[Dataset items]
....
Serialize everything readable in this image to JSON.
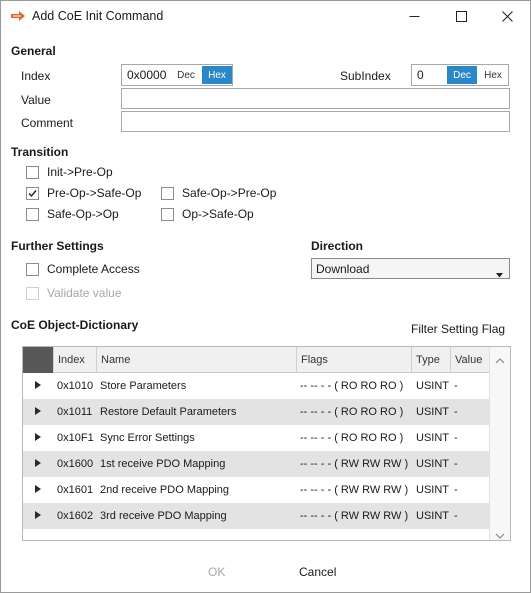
{
  "window": {
    "title": "Add CoE Init Command",
    "icon": "double-arrow-icon",
    "accent_color": "#2a88c9"
  },
  "general": {
    "heading": "General",
    "index_label": "Index",
    "index_value": "0x0000",
    "index_dec": "Dec",
    "index_hex": "Hex",
    "index_mode": "Hex",
    "subindex_label": "SubIndex",
    "subindex_value": "0",
    "subindex_dec": "Dec",
    "subindex_hex": "Hex",
    "subindex_mode": "Dec",
    "value_label": "Value",
    "value_value": "",
    "comment_label": "Comment",
    "comment_value": ""
  },
  "transition": {
    "heading": "Transition",
    "items": [
      {
        "label": "Init->Pre-Op",
        "checked": false
      },
      {
        "label": "Pre-Op->Safe-Op",
        "checked": true
      },
      {
        "label": "Safe-Op->Pre-Op",
        "checked": false
      },
      {
        "label": "Safe-Op->Op",
        "checked": false
      },
      {
        "label": "Op->Safe-Op",
        "checked": false
      }
    ]
  },
  "further": {
    "heading": "Further Settings",
    "complete_access": "Complete Access",
    "complete_access_checked": false,
    "validate_value": "Validate value",
    "validate_value_enabled": false
  },
  "direction": {
    "heading": "Direction",
    "selected": "Download"
  },
  "dictionary": {
    "heading": "CoE Object-Dictionary",
    "filter_label": "Filter Setting Flag",
    "columns": [
      "Index",
      "Name",
      "Flags",
      "Type",
      "Value"
    ],
    "rows": [
      {
        "index": "0x1010",
        "name": "Store Parameters",
        "flags": "-- -- - - ( RO RO RO )",
        "type": "USINT",
        "value": "-"
      },
      {
        "index": "0x1011",
        "name": "Restore Default Parameters",
        "flags": "-- -- - - ( RO RO RO )",
        "type": "USINT",
        "value": "-"
      },
      {
        "index": "0x10F1",
        "name": "Sync Error Settings",
        "flags": "-- -- - - ( RO RO RO )",
        "type": "USINT",
        "value": "-"
      },
      {
        "index": "0x1600",
        "name": "1st receive PDO Mapping",
        "flags": "-- -- - - ( RW RW RW )",
        "type": "USINT",
        "value": "-"
      },
      {
        "index": "0x1601",
        "name": "2nd receive PDO Mapping",
        "flags": "-- -- - - ( RW RW RW )",
        "type": "USINT",
        "value": "-"
      },
      {
        "index": "0x1602",
        "name": "3rd receive PDO Mapping",
        "flags": "-- -- - - ( RW RW RW )",
        "type": "USINT",
        "value": "-"
      }
    ]
  },
  "footer": {
    "ok_label": "OK",
    "ok_enabled": false,
    "cancel_label": "Cancel"
  }
}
....
* [WHAT THE TASK ASKS]
Work out how many lines in the records above contain the word "Safe", and give only that number.

* [CORRECT OUTPUT]
4